◆ **WHAT IS REQUIRED**
Transcribe nothing but the lines from the one with "Transcribe this image's" to the end of the entries, both included, keeping each exact and leaving every picture out.

◆ **THE RECORDS**
#####

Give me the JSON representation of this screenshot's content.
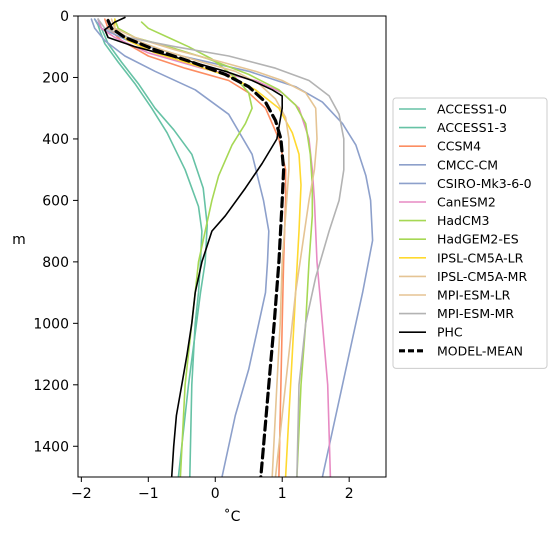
{
  "chart_data": {
    "type": "line",
    "title": "",
    "xlabel": "˚C",
    "ylabel": "m",
    "xlim": [
      -2.05,
      2.55
    ],
    "ylim": [
      1500,
      0
    ],
    "x_ticks": [
      "−2",
      "−1",
      "0",
      "1",
      "2"
    ],
    "x_tick_values": [
      -2,
      -1,
      0,
      1,
      2
    ],
    "y_ticks": [
      "0",
      "200",
      "400",
      "600",
      "800",
      "1000",
      "1200",
      "1400"
    ],
    "y_tick_values": [
      0,
      200,
      400,
      600,
      800,
      1000,
      1200,
      1400
    ],
    "legend_position": "right",
    "grid": false,
    "series": [
      {
        "name": "ACCESS1-0",
        "color": "#66c2a5",
        "width": 1.6,
        "dash": "",
        "points": [
          [
            -1.8,
            10
          ],
          [
            -1.75,
            30
          ],
          [
            -1.72,
            50
          ],
          [
            -1.65,
            90
          ],
          [
            -1.45,
            150
          ],
          [
            -1.2,
            220
          ],
          [
            -0.95,
            300
          ],
          [
            -0.72,
            380
          ],
          [
            -0.45,
            500
          ],
          [
            -0.25,
            620
          ],
          [
            -0.2,
            700
          ],
          [
            -0.22,
            800
          ],
          [
            -0.25,
            900
          ],
          [
            -0.3,
            1000
          ],
          [
            -0.35,
            1200
          ],
          [
            -0.38,
            1500
          ]
        ]
      },
      {
        "name": "ACCESS1-3",
        "color": "#66c2a5",
        "width": 1.6,
        "dash": "",
        "points": [
          [
            -1.75,
            10
          ],
          [
            -1.72,
            30
          ],
          [
            -1.68,
            50
          ],
          [
            -1.6,
            90
          ],
          [
            -1.4,
            150
          ],
          [
            -1.15,
            220
          ],
          [
            -0.9,
            300
          ],
          [
            -0.62,
            370
          ],
          [
            -0.35,
            450
          ],
          [
            -0.18,
            560
          ],
          [
            -0.12,
            680
          ],
          [
            -0.15,
            800
          ],
          [
            -0.22,
            900
          ],
          [
            -0.28,
            1000
          ],
          [
            -0.4,
            1200
          ],
          [
            -0.55,
            1500
          ]
        ]
      },
      {
        "name": "CCSM4",
        "color": "#fc8d62",
        "width": 1.6,
        "dash": "",
        "points": [
          [
            -1.65,
            10
          ],
          [
            -1.6,
            40
          ],
          [
            -1.4,
            80
          ],
          [
            -1.0,
            130
          ],
          [
            -0.45,
            170
          ],
          [
            0.2,
            210
          ],
          [
            0.5,
            250
          ],
          [
            0.75,
            300
          ],
          [
            0.95,
            400
          ],
          [
            1.05,
            500
          ],
          [
            1.05,
            600
          ],
          [
            1.02,
            800
          ],
          [
            1.0,
            1000
          ],
          [
            0.98,
            1200
          ],
          [
            0.95,
            1500
          ]
        ]
      },
      {
        "name": "CMCC-CM",
        "color": "#8da0cb",
        "width": 1.6,
        "dash": "",
        "points": [
          [
            -1.8,
            10
          ],
          [
            -1.7,
            40
          ],
          [
            -1.3,
            80
          ],
          [
            -0.5,
            130
          ],
          [
            0.5,
            180
          ],
          [
            1.2,
            230
          ],
          [
            1.6,
            280
          ],
          [
            1.9,
            350
          ],
          [
            2.1,
            420
          ],
          [
            2.25,
            520
          ],
          [
            2.32,
            600
          ],
          [
            2.35,
            730
          ],
          [
            2.2,
            900
          ],
          [
            2.05,
            1050
          ],
          [
            1.9,
            1200
          ],
          [
            1.6,
            1500
          ]
        ]
      },
      {
        "name": "CSIRO-Mk3-6-0",
        "color": "#8da0cb",
        "width": 1.6,
        "dash": "",
        "points": [
          [
            -1.85,
            10
          ],
          [
            -1.8,
            40
          ],
          [
            -1.65,
            80
          ],
          [
            -1.35,
            130
          ],
          [
            -0.9,
            180
          ],
          [
            -0.3,
            240
          ],
          [
            0.2,
            320
          ],
          [
            0.55,
            450
          ],
          [
            0.72,
            600
          ],
          [
            0.8,
            700
          ],
          [
            0.78,
            800
          ],
          [
            0.75,
            900
          ],
          [
            0.65,
            1000
          ],
          [
            0.5,
            1150
          ],
          [
            0.3,
            1300
          ],
          [
            0.1,
            1500
          ]
        ]
      },
      {
        "name": "CanESM2",
        "color": "#e78ac3",
        "width": 1.6,
        "dash": "",
        "points": [
          [
            -1.75,
            10
          ],
          [
            -1.7,
            40
          ],
          [
            -1.5,
            70
          ],
          [
            -1.0,
            120
          ],
          [
            -0.2,
            170
          ],
          [
            0.6,
            210
          ],
          [
            1.0,
            250
          ],
          [
            1.25,
            300
          ],
          [
            1.4,
            400
          ],
          [
            1.45,
            500
          ],
          [
            1.48,
            600
          ],
          [
            1.52,
            800
          ],
          [
            1.6,
            1000
          ],
          [
            1.68,
            1200
          ],
          [
            1.72,
            1500
          ]
        ]
      },
      {
        "name": "HadCM3",
        "color": "#a6d854",
        "width": 1.6,
        "dash": "",
        "points": [
          [
            -1.1,
            20
          ],
          [
            -1.0,
            40
          ],
          [
            -0.7,
            70
          ],
          [
            -0.4,
            100
          ],
          [
            -0.05,
            140
          ],
          [
            0.3,
            200
          ],
          [
            0.5,
            250
          ],
          [
            0.55,
            300
          ],
          [
            0.45,
            350
          ],
          [
            0.25,
            420
          ],
          [
            0.05,
            520
          ],
          [
            -0.05,
            600
          ],
          [
            -0.15,
            700
          ],
          [
            -0.25,
            800
          ],
          [
            -0.3,
            900
          ],
          [
            -0.35,
            1000
          ],
          [
            -0.45,
            1200
          ],
          [
            -0.52,
            1500
          ]
        ]
      },
      {
        "name": "HadGEM2-ES",
        "color": "#a6d854",
        "width": 1.6,
        "dash": "",
        "points": [
          [
            -1.5,
            10
          ],
          [
            -1.45,
            40
          ],
          [
            -1.2,
            70
          ],
          [
            -0.7,
            100
          ],
          [
            -0.1,
            140
          ],
          [
            0.5,
            190
          ],
          [
            0.95,
            240
          ],
          [
            1.2,
            290
          ],
          [
            1.35,
            350
          ],
          [
            1.42,
            450
          ],
          [
            1.45,
            550
          ],
          [
            1.45,
            650
          ],
          [
            1.4,
            800
          ],
          [
            1.35,
            1000
          ],
          [
            1.28,
            1200
          ],
          [
            1.22,
            1500
          ]
        ]
      },
      {
        "name": "IPSL-CM5A-LR",
        "color": "#ffd92f",
        "width": 1.6,
        "dash": "",
        "points": [
          [
            -1.5,
            10
          ],
          [
            -1.5,
            40
          ],
          [
            -1.3,
            80
          ],
          [
            -0.9,
            120
          ],
          [
            -0.3,
            160
          ],
          [
            0.25,
            200
          ],
          [
            0.6,
            240
          ],
          [
            0.95,
            300
          ],
          [
            1.15,
            380
          ],
          [
            1.25,
            450
          ],
          [
            1.28,
            550
          ],
          [
            1.25,
            700
          ],
          [
            1.2,
            900
          ],
          [
            1.15,
            1100
          ],
          [
            1.1,
            1300
          ],
          [
            1.05,
            1500
          ]
        ]
      },
      {
        "name": "IPSL-CM5A-MR",
        "color": "#e5c494",
        "width": 1.6,
        "dash": "",
        "points": [
          [
            -1.55,
            10
          ],
          [
            -1.5,
            40
          ],
          [
            -1.2,
            70
          ],
          [
            -0.6,
            110
          ],
          [
            0.1,
            150
          ],
          [
            0.6,
            180
          ],
          [
            1.0,
            210
          ],
          [
            1.35,
            250
          ],
          [
            1.5,
            300
          ],
          [
            1.52,
            400
          ],
          [
            1.48,
            500
          ],
          [
            1.4,
            600
          ],
          [
            1.3,
            750
          ],
          [
            1.2,
            900
          ],
          [
            1.1,
            1100
          ],
          [
            1.0,
            1300
          ],
          [
            0.9,
            1500
          ]
        ]
      },
      {
        "name": "MPI-ESM-LR",
        "color": "#e5c494",
        "width": 1.6,
        "dash": "",
        "points": [
          [
            -1.6,
            10
          ],
          [
            -1.55,
            40
          ],
          [
            -1.3,
            70
          ],
          [
            -0.8,
            110
          ],
          [
            -0.2,
            150
          ],
          [
            0.3,
            180
          ],
          [
            0.65,
            220
          ],
          [
            0.9,
            270
          ],
          [
            1.05,
            330
          ],
          [
            1.1,
            400
          ],
          [
            1.1,
            500
          ],
          [
            1.05,
            650
          ],
          [
            1.0,
            800
          ],
          [
            0.97,
            1000
          ],
          [
            0.92,
            1200
          ],
          [
            0.85,
            1500
          ]
        ]
      },
      {
        "name": "MPI-ESM-MR",
        "color": "#b3b3b3",
        "width": 1.6,
        "dash": "",
        "points": [
          [
            -1.75,
            10
          ],
          [
            -1.65,
            40
          ],
          [
            -1.3,
            70
          ],
          [
            -0.6,
            100
          ],
          [
            0.2,
            130
          ],
          [
            0.9,
            170
          ],
          [
            1.4,
            210
          ],
          [
            1.7,
            260
          ],
          [
            1.85,
            320
          ],
          [
            1.92,
            400
          ],
          [
            1.92,
            500
          ],
          [
            1.85,
            600
          ],
          [
            1.7,
            700
          ],
          [
            1.5,
            850
          ],
          [
            1.35,
            1000
          ],
          [
            1.25,
            1200
          ],
          [
            1.22,
            1500
          ]
        ]
      },
      {
        "name": "PHC",
        "color": "#000000",
        "width": 1.6,
        "dash": "",
        "points": [
          [
            -1.35,
            5
          ],
          [
            -1.5,
            20
          ],
          [
            -1.65,
            45
          ],
          [
            -1.6,
            70
          ],
          [
            -1.2,
            100
          ],
          [
            -0.5,
            140
          ],
          [
            0.15,
            180
          ],
          [
            0.55,
            210
          ],
          [
            0.85,
            240
          ],
          [
            1.0,
            260
          ],
          [
            1.0,
            300
          ],
          [
            0.92,
            400
          ],
          [
            0.7,
            480
          ],
          [
            0.45,
            560
          ],
          [
            0.15,
            650
          ],
          [
            -0.05,
            700
          ],
          [
            -0.2,
            800
          ],
          [
            -0.3,
            900
          ],
          [
            -0.35,
            1000
          ],
          [
            -0.42,
            1100
          ],
          [
            -0.5,
            1200
          ],
          [
            -0.58,
            1300
          ],
          [
            -0.62,
            1400
          ],
          [
            -0.65,
            1500
          ]
        ]
      },
      {
        "name": "MODEL-MEAN",
        "color": "#000000",
        "width": 3.2,
        "dash": "9,5",
        "points": [
          [
            -1.6,
            15
          ],
          [
            -1.55,
            40
          ],
          [
            -1.35,
            70
          ],
          [
            -0.9,
            110
          ],
          [
            -0.35,
            150
          ],
          [
            0.15,
            190
          ],
          [
            0.5,
            230
          ],
          [
            0.75,
            280
          ],
          [
            0.9,
            340
          ],
          [
            0.98,
            400
          ],
          [
            1.02,
            500
          ],
          [
            1.0,
            600
          ],
          [
            0.95,
            800
          ],
          [
            0.88,
            1000
          ],
          [
            0.8,
            1200
          ],
          [
            0.72,
            1400
          ],
          [
            0.68,
            1500
          ]
        ]
      }
    ]
  }
}
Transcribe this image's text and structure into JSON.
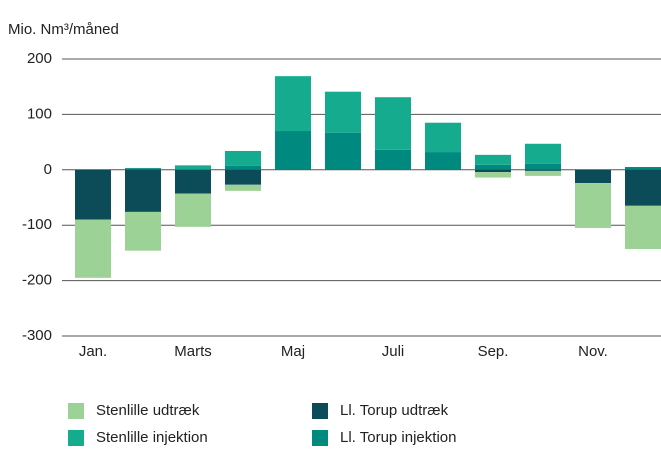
{
  "chart_data": {
    "type": "bar",
    "stacked": true,
    "y_label": "Mio. Nm³/måned",
    "categories": [
      "Jan.",
      null,
      "Marts",
      null,
      "Maj",
      null,
      "Juli",
      null,
      "Sep.",
      null,
      "Nov.",
      null
    ],
    "series": [
      {
        "name": "Stenlille udtræk",
        "color": "#9dd297",
        "values": [
          -105,
          -70,
          -60,
          -11,
          0,
          0,
          0,
          0,
          -10,
          -9,
          -81,
          -78
        ]
      },
      {
        "name": "Ll. Torup udtræk",
        "color": "#0c4c58",
        "values": [
          -90,
          -76,
          -43,
          -27,
          0,
          0,
          0,
          0,
          -4,
          -2,
          -24,
          -65
        ]
      },
      {
        "name": "Stenlille injektion",
        "color": "#14ab8f",
        "values": [
          0,
          0,
          8,
          27,
          99,
          74,
          95,
          53,
          18,
          36,
          0,
          0
        ]
      },
      {
        "name": "Ll. Torup injektion",
        "color": "#00897f",
        "values": [
          0,
          3,
          0,
          7,
          70,
          67,
          36,
          32,
          9,
          11,
          0,
          5
        ]
      }
    ],
    "ylim": [
      -300,
      200
    ],
    "yticks": [
      -300,
      -200,
      -100,
      0,
      100,
      200
    ],
    "grid": true
  }
}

#####

◆ **FINISHED ANSWER**
Transcribe this image's text and structure into JSON.
{
  "chart_data": {
    "type": "bar",
    "stacked": true,
    "y_label": "Mio. Nm³/måned",
    "categories": [
      "Jan.",
      null,
      "Marts",
      null,
      "Maj",
      null,
      "Juli",
      null,
      "Sep.",
      null,
      "Nov.",
      null
    ],
    "series": [
      {
        "name": "Stenlille udtræk",
        "color": "#9dd297",
        "values": [
          -105,
          -70,
          -60,
          -11,
          0,
          0,
          0,
          0,
          -10,
          -9,
          -81,
          -78
        ]
      },
      {
        "name": "Ll. Torup udtræk",
        "color": "#0c4c58",
        "values": [
          -90,
          -76,
          -43,
          -27,
          0,
          0,
          0,
          0,
          -4,
          -2,
          -24,
          -65
        ]
      },
      {
        "name": "Stenlille injektion",
        "color": "#14ab8f",
        "values": [
          0,
          0,
          8,
          27,
          99,
          74,
          95,
          53,
          18,
          36,
          0,
          0
        ]
      },
      {
        "name": "Ll. Torup injektion",
        "color": "#00897f",
        "values": [
          0,
          3,
          0,
          7,
          70,
          67,
          36,
          32,
          9,
          11,
          0,
          5
        ]
      }
    ],
    "ylim": [
      -300,
      200
    ],
    "yticks": [
      -300,
      -200,
      -100,
      0,
      100,
      200
    ],
    "grid": true
  }
}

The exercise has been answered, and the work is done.